▶ TAREFAS PROPOSTAS:
1. Liste as siglas de todos os estados que, segundo o trecho sobre o Código Florestal, responderam aos questionários até o momento.
2. Redigite fielmente a passagem do trecho sobre o Código Florestal que vai de "Nesse sentido, quando" até "recuperado ou preservado.", incluindo estas últimas palavras.

▶ TRECHO DO DOCUMENTO:
==*==

Nesse sentido, quando o governo federal diz que o CAR é “declaratório” está querendo dizer: “não meto minha mão no fogo pela qualidade de suas informações”. Um bom começo, não? Combinado com o fato de que os órgãos estaduais, que terão de analisar e possivelmente refazer esses cadastros, não estão se preparando para assumir essa tarefa hercúlea, o que se pode esperar, neste momento, é uma demora de décadas (e não de anos) até que uma parte significativa dos cadastros tenha sido validada e tanto o produtor como a sociedade saibam com um mínimo de segurança o que deve ou não ser recuperado ou preservado.
Para se ter uma ideia, no âmbito do Observatório do Código Florestal foram encaminhados questionários a órgãos estaduais de 17 estados. Dos que responderam até o momento (SP, MG, PR, SC e CE), nenhum contratou técnicos dedicados a analisar os cadastros que serão feitos e nenhum apresentou uma estratégia deliberada de priorização nesse processo. Ou seja, nenhum está se preparando para avalanche de informações provocada pelo início do cadastramento. Só em São Paulo, já foram feitos 7.189 cadastros, com uma área de 1,1 milhão de hectares – nenhum foi validado.
Aí surge um paradoxo. Uma vez concluída a inserção de informações no CAR, e tendo algum tipo de passivo a recuperar ou não, o produtor será convidado a aderir ao PRA. Se ele tiver apenas áreas a consolidar (não recuperar) – um pasto em uma encosta, por exemplo – estará tudo certo, pelo menos para ele. Se, no entanto, houver algum passivo que tenha de ser recuperado, ele deverá assinar um termo de compromisso, que terá força de título executivo extrajudicial (poderá ser usado como prova cabal da obrigação de recuperar em uma ação judicial). Esse compromisso, no entanto, pela lógica do sistema, será assumido com base em informações “declaratórias”. E se as informações “verdadeiras”, obtidas após a validação pelo órgão ambiental, forem diferentes das “declaratórias”? O que fazer com o compromisso assumido? É possível alterar o termo para retificar as informações? O Decreto 8.235/14 diz que ele pode ser alterado apenas quando houver comum acordo e desde que em razão de “evolução tecnológica, caso fortuito ou força maior”. Seria a análise dos dados por uma autoridade pública um caso fortuito?

==*==

▶ DADOS APRESENTADOS:
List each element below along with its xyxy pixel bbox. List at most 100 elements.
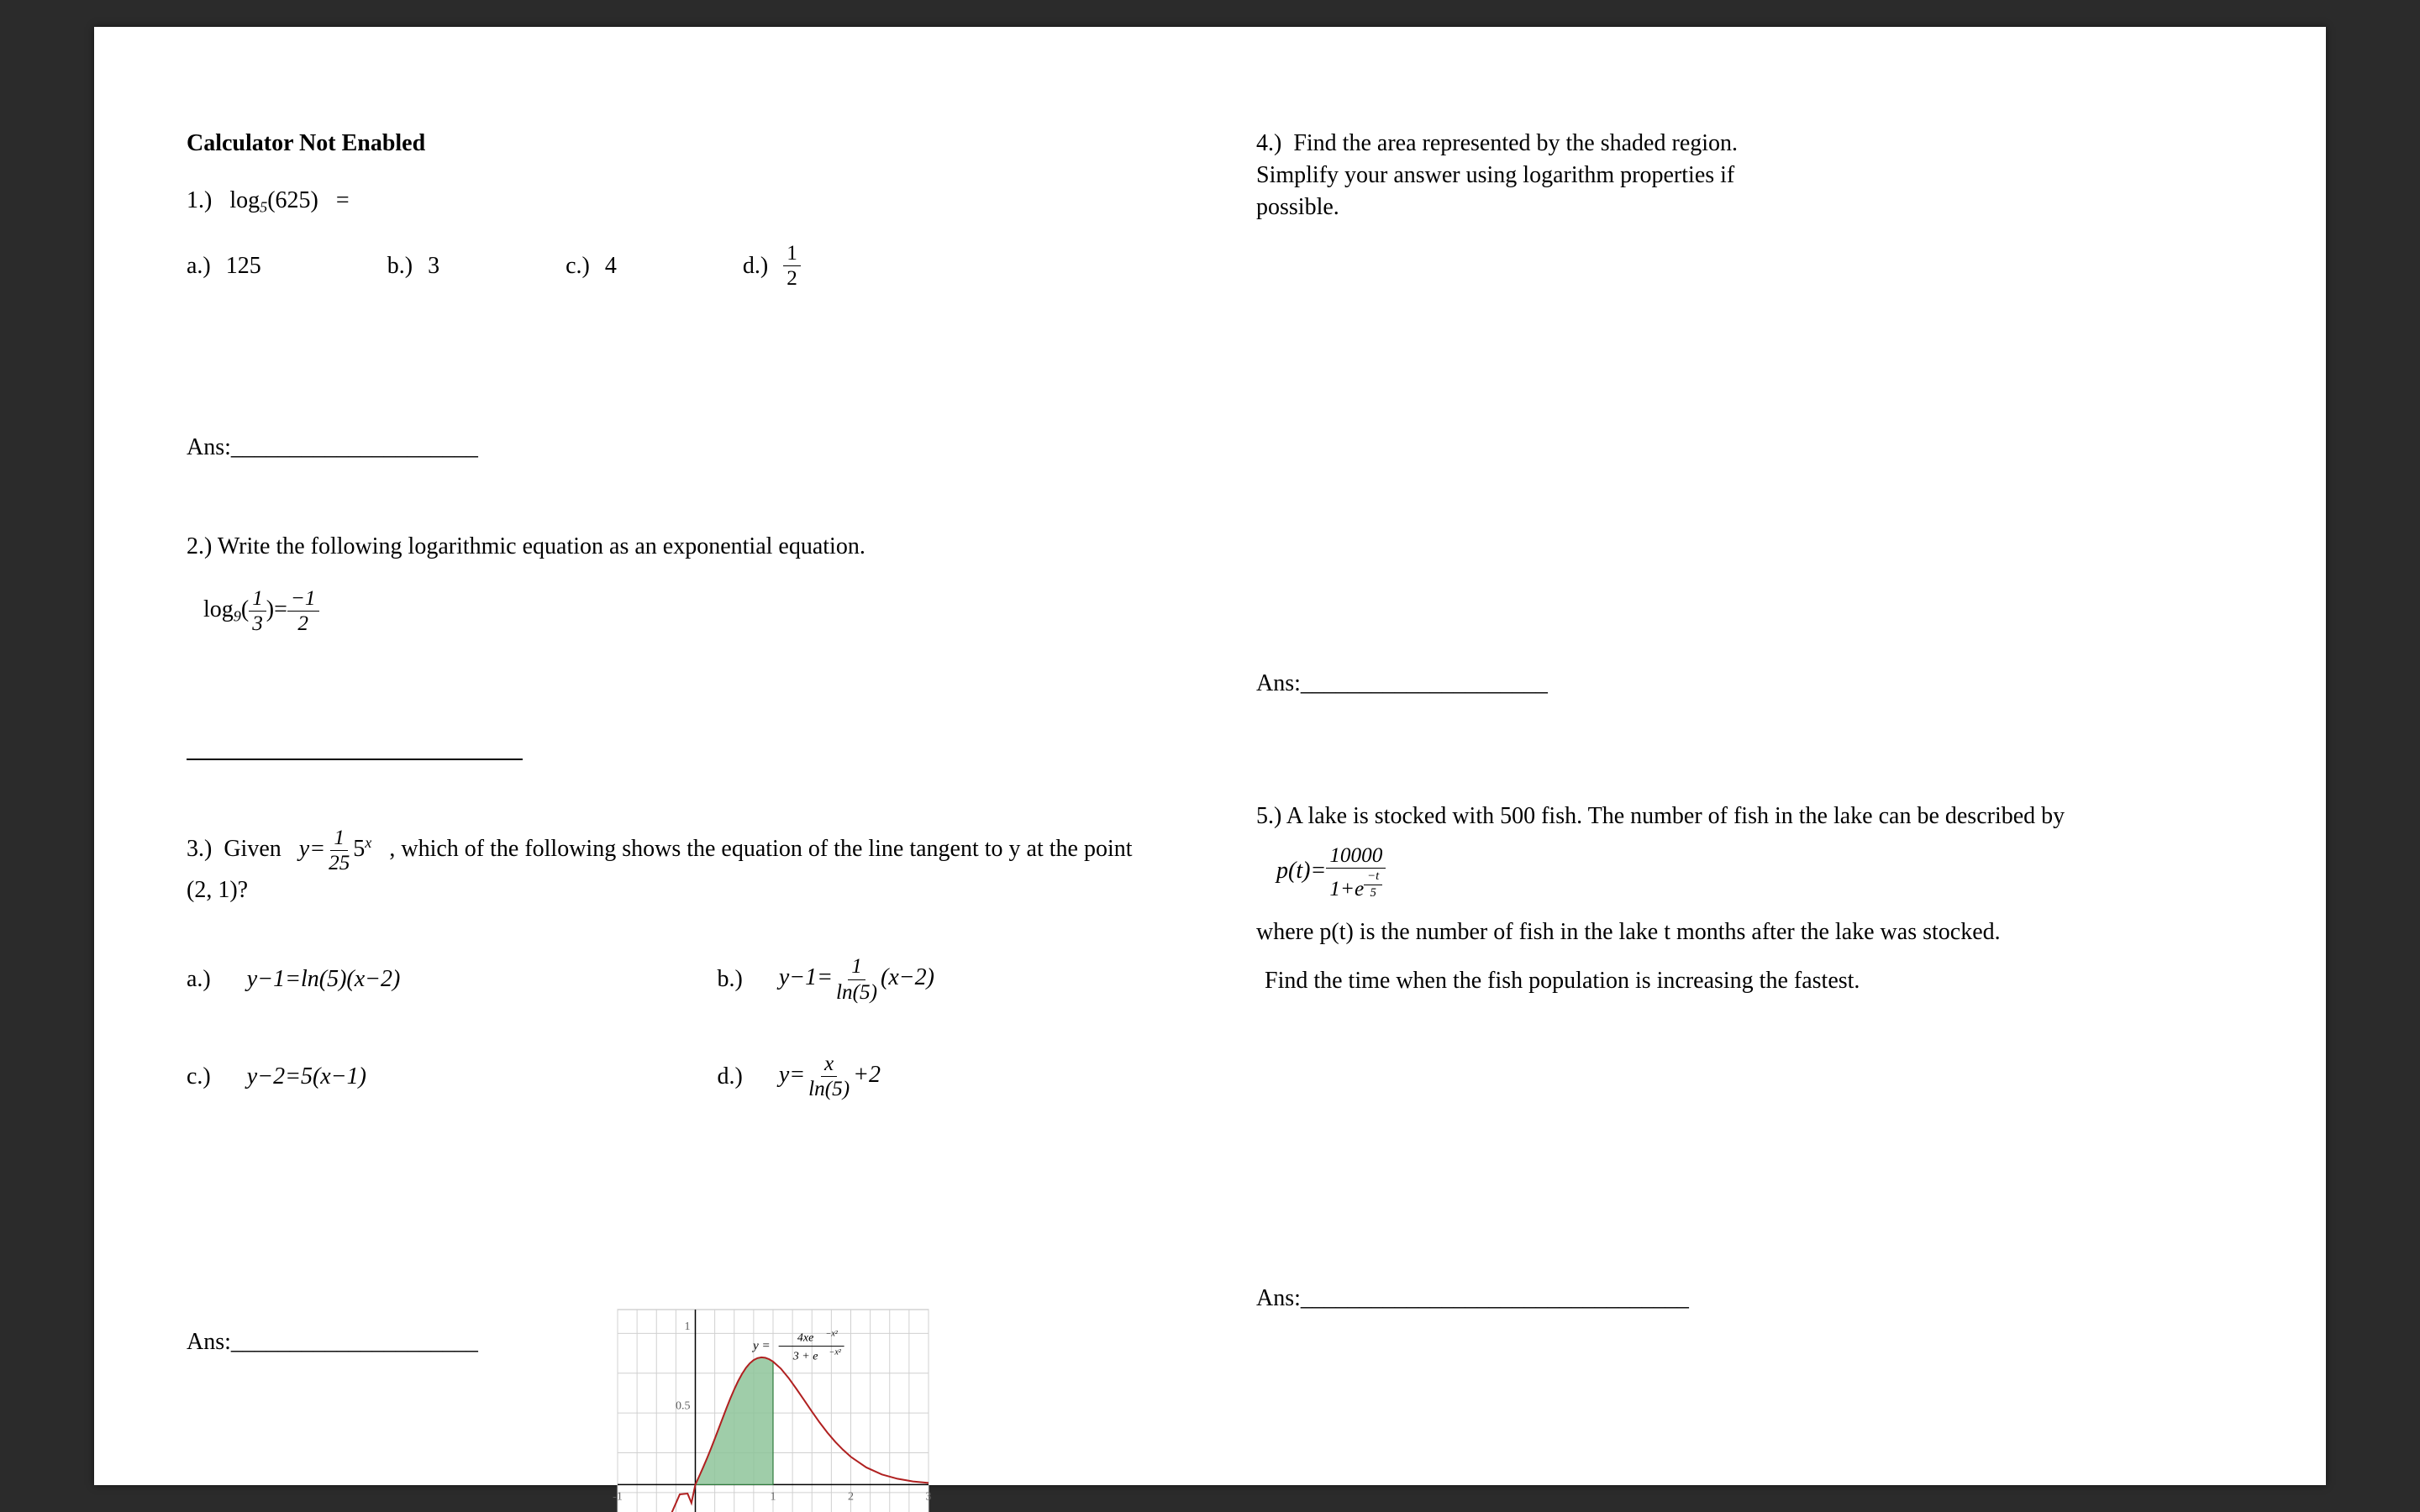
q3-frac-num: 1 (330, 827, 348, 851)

==*==

▶ SOLUÇÕES:
1. SP, MG, PR, SC e CE

2.
Nesse sentido, quando o governo federal diz que o CAR é “declaratório” está querendo dizer: “não meto minha mão no fogo pela qualidade de suas informações”. Um bom começo, não? Combinado com o fato de que os órgãos estaduais, que terão de analisar e possivelmente refazer esses cadastros, não estão se preparando para assumir essa tarefa hercúlea, o que se pode esperar, neste momento, é uma demora de décadas (e não de anos) até que uma parte significativa dos cadastros tenha sido validada e tanto o produtor como a sociedade saibam com um mínimo de segurança o que deve ou não ser recuperado ou preservado.